(Data rows)
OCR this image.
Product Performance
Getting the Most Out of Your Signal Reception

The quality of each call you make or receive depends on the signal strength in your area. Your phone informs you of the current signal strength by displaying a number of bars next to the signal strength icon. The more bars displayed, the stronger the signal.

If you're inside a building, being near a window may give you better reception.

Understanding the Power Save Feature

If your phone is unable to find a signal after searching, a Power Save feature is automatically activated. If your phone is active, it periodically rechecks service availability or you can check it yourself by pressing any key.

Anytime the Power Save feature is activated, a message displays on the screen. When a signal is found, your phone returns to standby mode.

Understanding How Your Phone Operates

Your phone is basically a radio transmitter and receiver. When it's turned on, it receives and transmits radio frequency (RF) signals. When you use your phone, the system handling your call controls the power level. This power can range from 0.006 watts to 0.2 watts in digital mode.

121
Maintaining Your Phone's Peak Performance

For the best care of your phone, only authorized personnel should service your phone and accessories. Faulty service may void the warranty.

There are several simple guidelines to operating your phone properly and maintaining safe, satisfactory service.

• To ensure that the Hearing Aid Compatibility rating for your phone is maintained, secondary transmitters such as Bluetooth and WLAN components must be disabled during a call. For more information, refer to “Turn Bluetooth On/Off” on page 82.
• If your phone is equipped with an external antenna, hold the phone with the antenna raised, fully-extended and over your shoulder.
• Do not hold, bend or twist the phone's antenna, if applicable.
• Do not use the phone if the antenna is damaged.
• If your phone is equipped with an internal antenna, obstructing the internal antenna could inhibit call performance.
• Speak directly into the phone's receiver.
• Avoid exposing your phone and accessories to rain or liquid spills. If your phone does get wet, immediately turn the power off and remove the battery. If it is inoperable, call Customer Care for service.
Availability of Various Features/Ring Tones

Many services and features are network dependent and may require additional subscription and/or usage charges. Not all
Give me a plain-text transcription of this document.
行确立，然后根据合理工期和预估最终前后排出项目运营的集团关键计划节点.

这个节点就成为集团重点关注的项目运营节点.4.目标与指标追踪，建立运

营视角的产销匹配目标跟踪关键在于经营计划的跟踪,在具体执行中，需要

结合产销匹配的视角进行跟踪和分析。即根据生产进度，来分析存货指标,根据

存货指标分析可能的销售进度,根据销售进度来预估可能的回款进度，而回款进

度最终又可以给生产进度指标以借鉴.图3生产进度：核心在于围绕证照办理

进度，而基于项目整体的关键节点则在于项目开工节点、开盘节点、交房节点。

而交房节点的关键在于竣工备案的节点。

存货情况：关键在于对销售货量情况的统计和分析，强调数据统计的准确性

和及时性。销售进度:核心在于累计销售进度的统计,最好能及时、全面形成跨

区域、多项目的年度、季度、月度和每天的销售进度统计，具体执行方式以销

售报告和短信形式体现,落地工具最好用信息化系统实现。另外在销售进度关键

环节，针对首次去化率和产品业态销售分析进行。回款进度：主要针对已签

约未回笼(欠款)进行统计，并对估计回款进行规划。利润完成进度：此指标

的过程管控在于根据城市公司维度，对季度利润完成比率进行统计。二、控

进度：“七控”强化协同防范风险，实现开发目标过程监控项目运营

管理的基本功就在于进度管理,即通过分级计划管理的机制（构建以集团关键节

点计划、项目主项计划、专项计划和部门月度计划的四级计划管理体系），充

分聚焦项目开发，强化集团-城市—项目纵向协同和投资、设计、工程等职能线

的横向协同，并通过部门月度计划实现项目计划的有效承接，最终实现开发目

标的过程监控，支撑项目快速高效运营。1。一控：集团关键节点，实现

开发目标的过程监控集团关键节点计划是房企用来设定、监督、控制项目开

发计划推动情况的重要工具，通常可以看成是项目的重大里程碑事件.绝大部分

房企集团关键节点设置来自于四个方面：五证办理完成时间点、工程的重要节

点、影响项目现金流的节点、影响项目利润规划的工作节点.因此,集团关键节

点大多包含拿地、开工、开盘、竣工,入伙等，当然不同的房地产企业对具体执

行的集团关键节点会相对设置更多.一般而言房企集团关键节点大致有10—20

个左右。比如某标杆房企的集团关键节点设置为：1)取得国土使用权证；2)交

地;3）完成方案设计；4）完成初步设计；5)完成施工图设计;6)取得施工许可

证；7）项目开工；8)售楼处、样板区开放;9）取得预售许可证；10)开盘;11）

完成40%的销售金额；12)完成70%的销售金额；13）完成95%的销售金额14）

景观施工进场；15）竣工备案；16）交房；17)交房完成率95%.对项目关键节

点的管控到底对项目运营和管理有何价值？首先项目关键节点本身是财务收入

(Problem) Repeat every line of the data, exactly and in full.

(The answer)
OCR this image.
Product Performance
Getting the Most Out of Your Signal Reception

The quality of each call you make or receive depends on the signal strength in your area. Your phone informs you of the current signal strength by displaying a number of bars next to the signal strength icon. The more bars displayed, the stronger the signal.

If you're inside a building, being near a window may give you better reception.

Understanding the Power Save Feature

If your phone is unable to find a signal after searching, a Power Save feature is automatically activated. If your phone is active, it periodically rechecks service availability or you can check it yourself by pressing any key.

Anytime the Power Save feature is activated, a message displays on the screen. When a signal is found, your phone returns to standby mode.

Understanding How Your Phone Operates

Your phone is basically a radio transmitter and receiver. When it's turned on, it receives and transmits radio frequency (RF) signals. When you use your phone, the system handling your call controls the power level. This power can range from 0.006 watts to 0.2 watts in digital mode.

121
Maintaining Your Phone's Peak Performance

For the best care of your phone, only authorized personnel should service your phone and accessories. Faulty service may void the warranty.

There are several simple guidelines to operating your phone properly and maintaining safe, satisfactory service.

• To ensure that the Hearing Aid Compatibility rating for your phone is maintained, secondary transmitters such as Bluetooth and WLAN components must be disabled during a call. For more information, refer to “Turn Bluetooth On/Off” on page 82.
• If your phone is equipped with an external antenna, hold the phone with the antenna raised, fully-extended and over your shoulder.
• Do not hold, bend or twist the phone's antenna, if applicable.
• Do not use the phone if the antenna is damaged.
• If your phone is equipped with an internal antenna, obstructing the internal antenna could inhibit call performance.
• Speak directly into the phone's receiver.
• Avoid exposing your phone and accessories to rain or liquid spills. If your phone does get wet, immediately turn the power off and remove the battery. If it is inoperable, call Customer Care for service.
Availability of Various Features/Ring Tones

Many services and features are network dependent and may require additional subscription and/or usage charges. Not all
Give me a plain-text transcription of this document.
行确立，然后根据合理工期和预估最终前后排出项目运营的集团关键计划节点.

这个节点就成为集团重点关注的项目运营节点.4.目标与指标追踪，建立运

营视角的产销匹配目标跟踪关键在于经营计划的跟踪,在具体执行中，需要

结合产销匹配的视角进行跟踪和分析。即根据生产进度，来分析存货指标,根据

存货指标分析可能的销售进度,根据销售进度来预估可能的回款进度，而回款进

度最终又可以给生产进度指标以借鉴.图3生产进度：核心在于围绕证照办理

进度，而基于项目整体的关键节点则在于项目开工节点、开盘节点、交房节点。

而交房节点的关键在于竣工备案的节点。

存货情况：关键在于对销售货量情况的统计和分析，强调数据统计的准确性

和及时性。销售进度:核心在于累计销售进度的统计,最好能及时、全面形成跨

区域、多项目的年度、季度、月度和每天的销售进度统计，具体执行方式以销

售报告和短信形式体现,落地工具最好用信息化系统实现。另外在销售进度关键

环节，针对首次去化率和产品业态销售分析进行。回款进度：主要针对已签

约未回笼(欠款)进行统计，并对估计回款进行规划。利润完成进度：此指标

的过程管控在于根据城市公司维度，对季度利润完成比率进行统计。二、控

进度：“七控”强化协同防范风险，实现开发目标过程监控项目运营

管理的基本功就在于进度管理,即通过分级计划管理的机制（构建以集团关键节

点计划、项目主项计划、专项计划和部门月度计划的四级计划管理体系），充

分聚焦项目开发，强化集团-城市—项目纵向协同和投资、设计、工程等职能线

的横向协同，并通过部门月度计划实现项目计划的有效承接，最终实现开发目

标的过程监控，支撑项目快速高效运营。1。一控：集团关键节点，实现

开发目标的过程监控集团关键节点计划是房企用来设定、监督、控制项目开

发计划推动情况的重要工具，通常可以看成是项目的重大里程碑事件.绝大部分

房企集团关键节点设置来自于四个方面：五证办理完成时间点、工程的重要节

点、影响项目现金流的节点、影响项目利润规划的工作节点.因此,集团关键节

点大多包含拿地、开工、开盘、竣工,入伙等，当然不同的房地产企业对具体执

行的集团关键节点会相对设置更多.一般而言房企集团关键节点大致有10—20

个左右。比如某标杆房企的集团关键节点设置为：1)取得国土使用权证；2)交

地;3）完成方案设计；4）完成初步设计；5)完成施工图设计;6)取得施工许可

证；7）项目开工；8)售楼处、样板区开放;9）取得预售许可证；10)开盘;11）

完成40%的销售金额；12)完成70%的销售金额；13）完成95%的销售金额14）

景观施工进场；15）竣工备案；16）交房；17)交房完成率95%.对项目关键节

点的管控到底对项目运营和管理有何价值？首先项目关键节点本身是财务收入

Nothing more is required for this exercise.